All of the material below is to be repeated exactly.
+ + + + + + +
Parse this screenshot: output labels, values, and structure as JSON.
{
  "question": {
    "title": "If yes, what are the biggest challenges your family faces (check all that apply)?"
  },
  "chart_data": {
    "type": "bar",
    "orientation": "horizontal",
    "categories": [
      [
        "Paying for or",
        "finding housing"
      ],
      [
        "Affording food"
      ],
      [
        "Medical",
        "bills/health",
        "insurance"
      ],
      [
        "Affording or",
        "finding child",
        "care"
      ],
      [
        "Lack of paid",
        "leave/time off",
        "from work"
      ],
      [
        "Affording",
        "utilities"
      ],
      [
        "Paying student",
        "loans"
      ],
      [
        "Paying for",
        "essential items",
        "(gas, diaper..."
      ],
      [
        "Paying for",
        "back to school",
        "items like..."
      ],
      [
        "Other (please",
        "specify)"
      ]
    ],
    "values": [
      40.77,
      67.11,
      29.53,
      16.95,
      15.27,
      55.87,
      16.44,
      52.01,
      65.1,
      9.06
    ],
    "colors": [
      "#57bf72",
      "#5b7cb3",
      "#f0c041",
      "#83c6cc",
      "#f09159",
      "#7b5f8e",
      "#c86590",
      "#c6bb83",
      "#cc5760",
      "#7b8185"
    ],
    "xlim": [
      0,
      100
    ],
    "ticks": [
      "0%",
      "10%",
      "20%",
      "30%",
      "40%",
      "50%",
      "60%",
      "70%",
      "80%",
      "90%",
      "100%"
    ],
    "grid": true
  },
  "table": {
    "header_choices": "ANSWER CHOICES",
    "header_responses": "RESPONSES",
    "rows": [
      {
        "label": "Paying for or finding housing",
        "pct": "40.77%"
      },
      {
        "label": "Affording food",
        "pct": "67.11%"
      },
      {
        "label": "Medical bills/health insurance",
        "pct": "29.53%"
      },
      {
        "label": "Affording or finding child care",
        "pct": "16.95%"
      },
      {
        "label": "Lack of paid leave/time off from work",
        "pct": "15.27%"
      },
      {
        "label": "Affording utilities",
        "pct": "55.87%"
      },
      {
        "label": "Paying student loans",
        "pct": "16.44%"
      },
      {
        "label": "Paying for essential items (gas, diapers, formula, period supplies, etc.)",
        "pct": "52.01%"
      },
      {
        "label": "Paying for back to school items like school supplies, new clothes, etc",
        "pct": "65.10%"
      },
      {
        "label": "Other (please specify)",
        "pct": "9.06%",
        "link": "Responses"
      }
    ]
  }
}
+ + + + + + +
WRITTEN REPLY
Parse this screenshot: output labels, values, and structure as JSON.
{
  "question": {
    "title": "If yes, what are the biggest challenges your family faces (check all that apply)?"
  },
  "chart_data": {
    "type": "bar",
    "orientation": "horizontal",
    "categories": [
      [
        "Paying for or",
        "finding housing"
      ],
      [
        "Affording food"
      ],
      [
        "Medical",
        "bills/health",
        "insurance"
      ],
      [
        "Affording or",
        "finding child",
        "care"
      ],
      [
        "Lack of paid",
        "leave/time off",
        "from work"
      ],
      [
        "Affording",
        "utilities"
      ],
      [
        "Paying student",
        "loans"
      ],
      [
        "Paying for",
        "essential items",
        "(gas, diaper..."
      ],
      [
        "Paying for",
        "back to school",
        "items like..."
      ],
      [
        "Other (please",
        "specify)"
      ]
    ],
    "values": [
      40.77,
      67.11,
      29.53,
      16.95,
      15.27,
      55.87,
      16.44,
      52.01,
      65.1,
      9.06
    ],
    "colors": [
      "#57bf72",
      "#5b7cb3",
      "#f0c041",
      "#83c6cc",
      "#f09159",
      "#7b5f8e",
      "#c86590",
      "#c6bb83",
      "#cc5760",
      "#7b8185"
    ],
    "xlim": [
      0,
      100
    ],
    "ticks": [
      "0%",
      "10%",
      "20%",
      "30%",
      "40%",
      "50%",
      "60%",
      "70%",
      "80%",
      "90%",
      "100%"
    ],
    "grid": true
  },
  "table": {
    "header_choices": "ANSWER CHOICES",
    "header_responses": "RESPONSES",
    "rows": [
      {
        "label": "Paying for or finding housing",
        "pct": "40.77%"
      },
      {
        "label": "Affording food",
        "pct": "67.11%"
      },
      {
        "label": "Medical bills/health insurance",
        "pct": "29.53%"
      },
      {
        "label": "Affording or finding child care",
        "pct": "16.95%"
      },
      {
        "label": "Lack of paid leave/time off from work",
        "pct": "15.27%"
      },
      {
        "label": "Affording utilities",
        "pct": "55.87%"
      },
      {
        "label": "Paying student loans",
        "pct": "16.44%"
      },
      {
        "label": "Paying for essential items (gas, diapers, formula, period supplies, etc.)",
        "pct": "52.01%"
      },
      {
        "label": "Paying for back to school items like school supplies, new clothes, etc",
        "pct": "65.10%"
      },
      {
        "label": "Other (please specify)",
        "pct": "9.06%",
        "link": "Responses"
      }
    ]
  }
}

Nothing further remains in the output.